Data excerpts:

--- --- ---

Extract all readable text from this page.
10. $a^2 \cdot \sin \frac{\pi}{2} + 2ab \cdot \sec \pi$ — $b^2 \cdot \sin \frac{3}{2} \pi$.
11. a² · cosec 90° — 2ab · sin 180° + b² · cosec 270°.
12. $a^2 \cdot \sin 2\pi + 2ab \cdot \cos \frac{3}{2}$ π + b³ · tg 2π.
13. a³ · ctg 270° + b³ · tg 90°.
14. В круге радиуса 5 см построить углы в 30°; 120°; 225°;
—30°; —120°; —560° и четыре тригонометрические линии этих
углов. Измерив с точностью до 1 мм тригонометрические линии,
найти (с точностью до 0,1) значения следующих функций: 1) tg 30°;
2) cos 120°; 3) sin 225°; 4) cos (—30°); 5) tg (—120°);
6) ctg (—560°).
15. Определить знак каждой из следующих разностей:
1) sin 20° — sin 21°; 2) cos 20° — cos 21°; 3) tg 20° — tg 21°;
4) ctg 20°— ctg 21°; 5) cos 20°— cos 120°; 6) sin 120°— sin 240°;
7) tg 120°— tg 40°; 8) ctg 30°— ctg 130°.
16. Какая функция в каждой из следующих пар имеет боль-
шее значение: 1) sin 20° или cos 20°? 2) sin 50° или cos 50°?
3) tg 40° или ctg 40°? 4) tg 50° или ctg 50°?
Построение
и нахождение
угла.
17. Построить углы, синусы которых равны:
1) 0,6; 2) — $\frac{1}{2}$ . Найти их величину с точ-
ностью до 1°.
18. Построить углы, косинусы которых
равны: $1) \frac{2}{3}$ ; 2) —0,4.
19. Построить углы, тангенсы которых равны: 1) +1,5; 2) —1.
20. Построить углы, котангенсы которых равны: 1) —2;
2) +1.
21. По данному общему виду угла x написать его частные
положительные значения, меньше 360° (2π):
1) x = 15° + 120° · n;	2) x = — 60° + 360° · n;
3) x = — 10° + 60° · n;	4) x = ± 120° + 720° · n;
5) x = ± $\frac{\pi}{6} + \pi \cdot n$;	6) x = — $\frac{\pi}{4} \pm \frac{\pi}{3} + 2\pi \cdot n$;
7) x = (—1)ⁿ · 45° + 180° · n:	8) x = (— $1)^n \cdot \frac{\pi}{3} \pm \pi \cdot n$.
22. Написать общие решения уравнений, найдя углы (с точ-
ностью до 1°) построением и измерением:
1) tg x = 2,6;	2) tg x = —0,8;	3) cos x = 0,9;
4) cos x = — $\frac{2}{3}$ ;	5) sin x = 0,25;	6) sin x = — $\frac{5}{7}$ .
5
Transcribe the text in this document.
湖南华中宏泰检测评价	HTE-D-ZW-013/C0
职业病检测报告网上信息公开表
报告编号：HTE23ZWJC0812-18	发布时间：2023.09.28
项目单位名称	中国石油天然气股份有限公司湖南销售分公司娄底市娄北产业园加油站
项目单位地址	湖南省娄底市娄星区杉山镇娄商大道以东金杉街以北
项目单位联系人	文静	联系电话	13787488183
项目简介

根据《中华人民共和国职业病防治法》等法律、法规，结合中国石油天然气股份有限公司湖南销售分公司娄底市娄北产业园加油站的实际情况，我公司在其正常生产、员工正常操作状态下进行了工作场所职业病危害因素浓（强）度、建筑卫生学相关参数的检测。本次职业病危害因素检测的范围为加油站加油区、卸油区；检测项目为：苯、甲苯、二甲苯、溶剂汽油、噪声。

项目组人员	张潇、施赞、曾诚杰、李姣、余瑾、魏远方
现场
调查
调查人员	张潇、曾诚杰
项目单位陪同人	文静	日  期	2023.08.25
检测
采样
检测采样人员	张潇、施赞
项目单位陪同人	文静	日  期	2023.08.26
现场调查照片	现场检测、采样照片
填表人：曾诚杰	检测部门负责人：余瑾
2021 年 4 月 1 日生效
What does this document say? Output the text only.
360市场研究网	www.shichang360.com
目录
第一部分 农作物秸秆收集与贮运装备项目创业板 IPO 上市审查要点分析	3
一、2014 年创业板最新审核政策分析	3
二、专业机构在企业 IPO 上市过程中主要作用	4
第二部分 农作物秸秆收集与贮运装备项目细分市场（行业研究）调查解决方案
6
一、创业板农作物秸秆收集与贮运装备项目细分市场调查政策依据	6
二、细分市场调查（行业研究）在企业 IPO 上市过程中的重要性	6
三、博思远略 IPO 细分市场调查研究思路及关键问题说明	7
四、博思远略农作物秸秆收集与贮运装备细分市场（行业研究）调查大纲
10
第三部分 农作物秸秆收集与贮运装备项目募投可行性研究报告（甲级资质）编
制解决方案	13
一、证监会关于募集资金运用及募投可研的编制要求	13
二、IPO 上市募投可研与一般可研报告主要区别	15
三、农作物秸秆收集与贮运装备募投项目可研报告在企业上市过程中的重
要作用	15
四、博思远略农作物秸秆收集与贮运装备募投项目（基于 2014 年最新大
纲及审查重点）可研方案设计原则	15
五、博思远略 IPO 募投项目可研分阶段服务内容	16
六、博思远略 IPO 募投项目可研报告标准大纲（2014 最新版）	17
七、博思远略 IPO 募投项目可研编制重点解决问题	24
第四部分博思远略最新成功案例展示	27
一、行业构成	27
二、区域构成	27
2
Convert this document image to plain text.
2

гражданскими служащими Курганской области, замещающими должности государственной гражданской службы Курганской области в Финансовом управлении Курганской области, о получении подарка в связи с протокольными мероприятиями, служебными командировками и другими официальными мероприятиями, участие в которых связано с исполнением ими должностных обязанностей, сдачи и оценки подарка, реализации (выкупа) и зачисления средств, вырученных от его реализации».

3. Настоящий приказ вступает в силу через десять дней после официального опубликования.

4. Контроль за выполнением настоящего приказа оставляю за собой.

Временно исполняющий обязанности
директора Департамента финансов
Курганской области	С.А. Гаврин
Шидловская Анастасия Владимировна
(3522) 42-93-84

--- --- ---

> [Task details]: Each line holding "следующих" must be found and copied.

> [Answer to this exercise]:
найти (с точностью до 0,1) значения следующих функций: 1) tg 30°;
15. Определить знак каждой из следующих разностей:
16. Какая функция в каждой из следующих пар имеет боль-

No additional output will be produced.